* [SELECTED TEXT]
(begin)

Jia Yu

Co-founder

Wherobots Inc.

Biography

Jia Yu is a co-founder of Wherobots, a Spatial Intelligence Cloud platform for spatial data ETL, analytics, and AI. Previously, he was a Tenure-Track Assistant Professor of Computer Science at Washington State University (2020–2023) and earned his Ph.D. from Arizona State University. Jia specializes in large-scale database systems and geospatial data management, with a focus on distributed systems, indexing, and visualization. His work has been featured in top conferences and journals such as SIGMOD, VLDB, ICDE, SIGSPATIAL, and VLDB Journal. He is the primary contributor to Apache Sedona, an open-source big spatial data framework with over 2 million monthly downloads and widespread industry adoption.

News

06/2026: Our paper RayBooster, the first system to bring GPU ray-tracing cores into a production geospatial database, has been accepted to the VLDB 2026 Industry Track, delivering up to 5.93x faster spatial joins on Apache SedonaDB at 59% lower cost.
🏆 10 Year Impact Award: Our foundational paper on Apache Sedona (GeoSpark), published at ACM SIGSPATIAL 2015, received the 10 Year Impact Award at ACM SIGSPATIAL 2025. [ Impact statement][ Award certificate]
05/2025: Invited to be a Program Committee member of IEEE ICDE 2026, ACM SIGSPATIAL 2025
11/2024: Wherobots raised $21.5M in a Series A round led by Felicis, with continued support from Wing Venture Capital and Clear Ventures, along with participation from JetBlue Ventures and Prosperity7 Ventures. This brings our total funding to $27M.
1/2024: Invited to be a Program Committee member of ACM SIGMOD 2025, ACM SIGSPATIAL 2024, IEEE MDM 2024

Interests

Database systems
Distributed data systems
Geospatial data management

Education

Ph.D. in Computer Science, 2020

Arizona State University
B.E. in Software Eng., Outstanding Graduate, 2013

Northwest Agriculture and Forestry University, China (西北农林科技大学, Project 985 & 211)

(end)

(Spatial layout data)

(begin)

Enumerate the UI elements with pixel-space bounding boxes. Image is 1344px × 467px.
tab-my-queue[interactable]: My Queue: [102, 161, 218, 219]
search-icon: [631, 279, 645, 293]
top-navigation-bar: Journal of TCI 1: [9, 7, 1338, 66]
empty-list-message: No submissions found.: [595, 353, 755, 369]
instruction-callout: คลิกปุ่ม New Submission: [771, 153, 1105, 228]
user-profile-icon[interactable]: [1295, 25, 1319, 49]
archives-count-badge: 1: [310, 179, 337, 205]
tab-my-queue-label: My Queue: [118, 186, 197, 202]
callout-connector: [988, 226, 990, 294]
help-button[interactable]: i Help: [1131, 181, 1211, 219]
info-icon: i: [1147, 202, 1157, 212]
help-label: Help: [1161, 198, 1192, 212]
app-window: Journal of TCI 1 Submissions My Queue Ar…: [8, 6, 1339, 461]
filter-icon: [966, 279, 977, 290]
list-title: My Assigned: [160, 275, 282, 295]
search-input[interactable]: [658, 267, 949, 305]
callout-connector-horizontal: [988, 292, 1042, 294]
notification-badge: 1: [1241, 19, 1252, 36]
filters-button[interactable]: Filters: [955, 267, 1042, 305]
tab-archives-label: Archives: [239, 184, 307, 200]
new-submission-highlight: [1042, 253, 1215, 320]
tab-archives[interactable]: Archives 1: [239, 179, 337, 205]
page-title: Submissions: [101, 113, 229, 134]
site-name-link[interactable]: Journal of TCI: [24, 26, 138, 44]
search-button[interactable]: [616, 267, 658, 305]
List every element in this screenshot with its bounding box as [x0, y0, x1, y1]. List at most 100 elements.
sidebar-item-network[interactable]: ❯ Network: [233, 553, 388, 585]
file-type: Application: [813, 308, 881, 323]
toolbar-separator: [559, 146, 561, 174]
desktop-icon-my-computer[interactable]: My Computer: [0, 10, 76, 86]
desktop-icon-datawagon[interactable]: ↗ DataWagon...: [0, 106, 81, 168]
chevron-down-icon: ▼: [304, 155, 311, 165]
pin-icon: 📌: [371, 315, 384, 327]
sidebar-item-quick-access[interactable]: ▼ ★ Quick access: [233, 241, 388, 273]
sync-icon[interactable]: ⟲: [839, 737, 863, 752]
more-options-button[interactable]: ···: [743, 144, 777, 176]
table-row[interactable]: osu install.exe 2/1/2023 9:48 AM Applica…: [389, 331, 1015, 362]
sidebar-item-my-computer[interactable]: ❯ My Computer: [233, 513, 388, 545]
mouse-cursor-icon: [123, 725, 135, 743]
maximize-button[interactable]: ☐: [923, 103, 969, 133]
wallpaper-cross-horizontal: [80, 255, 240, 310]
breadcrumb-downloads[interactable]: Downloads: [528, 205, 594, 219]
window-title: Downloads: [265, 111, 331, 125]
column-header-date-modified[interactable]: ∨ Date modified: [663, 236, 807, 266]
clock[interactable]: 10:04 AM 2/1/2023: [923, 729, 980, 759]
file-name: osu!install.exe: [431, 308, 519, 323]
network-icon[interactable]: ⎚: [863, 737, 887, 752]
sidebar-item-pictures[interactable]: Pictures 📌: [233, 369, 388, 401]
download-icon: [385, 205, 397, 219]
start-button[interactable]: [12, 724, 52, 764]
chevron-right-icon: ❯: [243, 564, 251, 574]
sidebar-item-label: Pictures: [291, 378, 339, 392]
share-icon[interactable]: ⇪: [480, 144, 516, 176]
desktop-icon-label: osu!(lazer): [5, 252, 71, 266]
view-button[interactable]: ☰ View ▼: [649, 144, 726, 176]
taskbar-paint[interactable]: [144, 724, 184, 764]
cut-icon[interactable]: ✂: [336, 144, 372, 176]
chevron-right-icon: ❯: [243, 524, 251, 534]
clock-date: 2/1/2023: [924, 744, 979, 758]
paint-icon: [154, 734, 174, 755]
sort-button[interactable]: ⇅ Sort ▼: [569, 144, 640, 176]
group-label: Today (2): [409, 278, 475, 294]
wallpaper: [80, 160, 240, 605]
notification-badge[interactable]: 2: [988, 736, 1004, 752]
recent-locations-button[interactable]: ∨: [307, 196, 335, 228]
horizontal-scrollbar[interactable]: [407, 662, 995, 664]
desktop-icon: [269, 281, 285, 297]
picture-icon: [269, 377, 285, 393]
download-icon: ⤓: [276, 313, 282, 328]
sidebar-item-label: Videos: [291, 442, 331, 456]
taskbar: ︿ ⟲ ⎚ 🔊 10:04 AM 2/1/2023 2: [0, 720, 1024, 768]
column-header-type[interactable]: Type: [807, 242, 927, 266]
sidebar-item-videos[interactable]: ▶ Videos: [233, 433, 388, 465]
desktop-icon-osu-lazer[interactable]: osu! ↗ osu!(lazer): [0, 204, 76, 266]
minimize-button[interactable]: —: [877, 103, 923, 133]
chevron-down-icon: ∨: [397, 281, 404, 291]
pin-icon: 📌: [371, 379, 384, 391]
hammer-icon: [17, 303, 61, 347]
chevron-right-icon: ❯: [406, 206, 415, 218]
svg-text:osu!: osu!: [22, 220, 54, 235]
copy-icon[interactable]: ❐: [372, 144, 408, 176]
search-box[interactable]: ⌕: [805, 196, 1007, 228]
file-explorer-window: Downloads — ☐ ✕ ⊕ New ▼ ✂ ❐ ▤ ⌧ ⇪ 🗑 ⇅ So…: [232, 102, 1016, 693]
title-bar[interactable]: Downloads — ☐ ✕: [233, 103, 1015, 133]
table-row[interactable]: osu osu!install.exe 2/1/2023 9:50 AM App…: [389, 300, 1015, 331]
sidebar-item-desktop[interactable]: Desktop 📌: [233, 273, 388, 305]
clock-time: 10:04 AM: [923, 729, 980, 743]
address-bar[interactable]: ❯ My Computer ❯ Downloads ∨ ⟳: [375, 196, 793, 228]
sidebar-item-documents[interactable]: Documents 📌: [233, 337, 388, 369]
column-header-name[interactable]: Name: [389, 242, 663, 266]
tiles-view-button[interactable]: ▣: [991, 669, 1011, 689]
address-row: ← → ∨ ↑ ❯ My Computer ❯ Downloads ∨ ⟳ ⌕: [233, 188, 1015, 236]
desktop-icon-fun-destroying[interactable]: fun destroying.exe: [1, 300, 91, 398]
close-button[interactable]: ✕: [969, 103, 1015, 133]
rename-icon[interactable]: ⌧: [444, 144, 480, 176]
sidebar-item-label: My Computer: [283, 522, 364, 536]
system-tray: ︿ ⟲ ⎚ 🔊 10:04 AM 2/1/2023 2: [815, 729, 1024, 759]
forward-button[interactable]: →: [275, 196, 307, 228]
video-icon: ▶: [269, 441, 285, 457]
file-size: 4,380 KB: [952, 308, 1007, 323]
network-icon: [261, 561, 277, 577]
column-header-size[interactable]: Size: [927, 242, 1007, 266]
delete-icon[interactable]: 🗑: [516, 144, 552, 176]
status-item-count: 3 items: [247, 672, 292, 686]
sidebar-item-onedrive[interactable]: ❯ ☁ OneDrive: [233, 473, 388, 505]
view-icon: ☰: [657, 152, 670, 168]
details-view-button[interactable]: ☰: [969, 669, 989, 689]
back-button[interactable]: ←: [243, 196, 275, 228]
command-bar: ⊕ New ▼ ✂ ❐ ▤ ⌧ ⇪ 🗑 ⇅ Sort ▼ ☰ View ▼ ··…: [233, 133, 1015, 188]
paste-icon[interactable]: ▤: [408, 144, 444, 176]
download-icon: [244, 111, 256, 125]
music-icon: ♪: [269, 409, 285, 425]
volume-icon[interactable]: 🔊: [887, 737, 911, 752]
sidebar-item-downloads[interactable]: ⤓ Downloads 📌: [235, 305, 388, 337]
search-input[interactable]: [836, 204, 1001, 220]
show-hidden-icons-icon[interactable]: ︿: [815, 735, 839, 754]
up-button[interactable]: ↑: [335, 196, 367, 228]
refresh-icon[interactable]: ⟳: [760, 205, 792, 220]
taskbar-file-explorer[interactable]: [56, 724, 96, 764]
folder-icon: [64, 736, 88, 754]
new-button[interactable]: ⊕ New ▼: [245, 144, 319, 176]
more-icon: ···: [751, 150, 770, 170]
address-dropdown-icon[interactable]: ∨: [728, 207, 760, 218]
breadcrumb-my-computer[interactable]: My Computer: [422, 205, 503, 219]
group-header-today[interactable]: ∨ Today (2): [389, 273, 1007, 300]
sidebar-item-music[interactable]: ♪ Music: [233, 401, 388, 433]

(end)

* [TO BE DONE]
• A. Answer these questions from the Jia Yu profile:
(i) At which university was Jia Yu a Tenure-Track Assistant Professor, and during which years?
(ii) How much did Wherobots raise in its Series A round?
(iii) What honor did the 2015 paper on Apache Sedona (GeoSpark) receive?
• B. Turn the lines of the records into a numbered list, starting at the beginning of the records and ending at the line that contains "top-navigation-bar: Journal of". Leave out blank lines and include nothing past that line.

* [OUTPUTS FOR THE TASKS]
• A.
(i) Washington State University, 2020–2023.
(ii) $21.5M.
(iii) The 10 Year Impact Award at ACM SIGSPATIAL 2025.

• B.
1. Enumerate the UI elements with pixel-space bounding boxes. Image is 1344px × 467px.
2. tab-my-queue[interactable]: My Queue: [102, 161, 218, 219]
3. search-icon: [631, 279, 645, 293]
4. top-navigation-bar: Journal of TCI 1: [9, 7, 1338, 66]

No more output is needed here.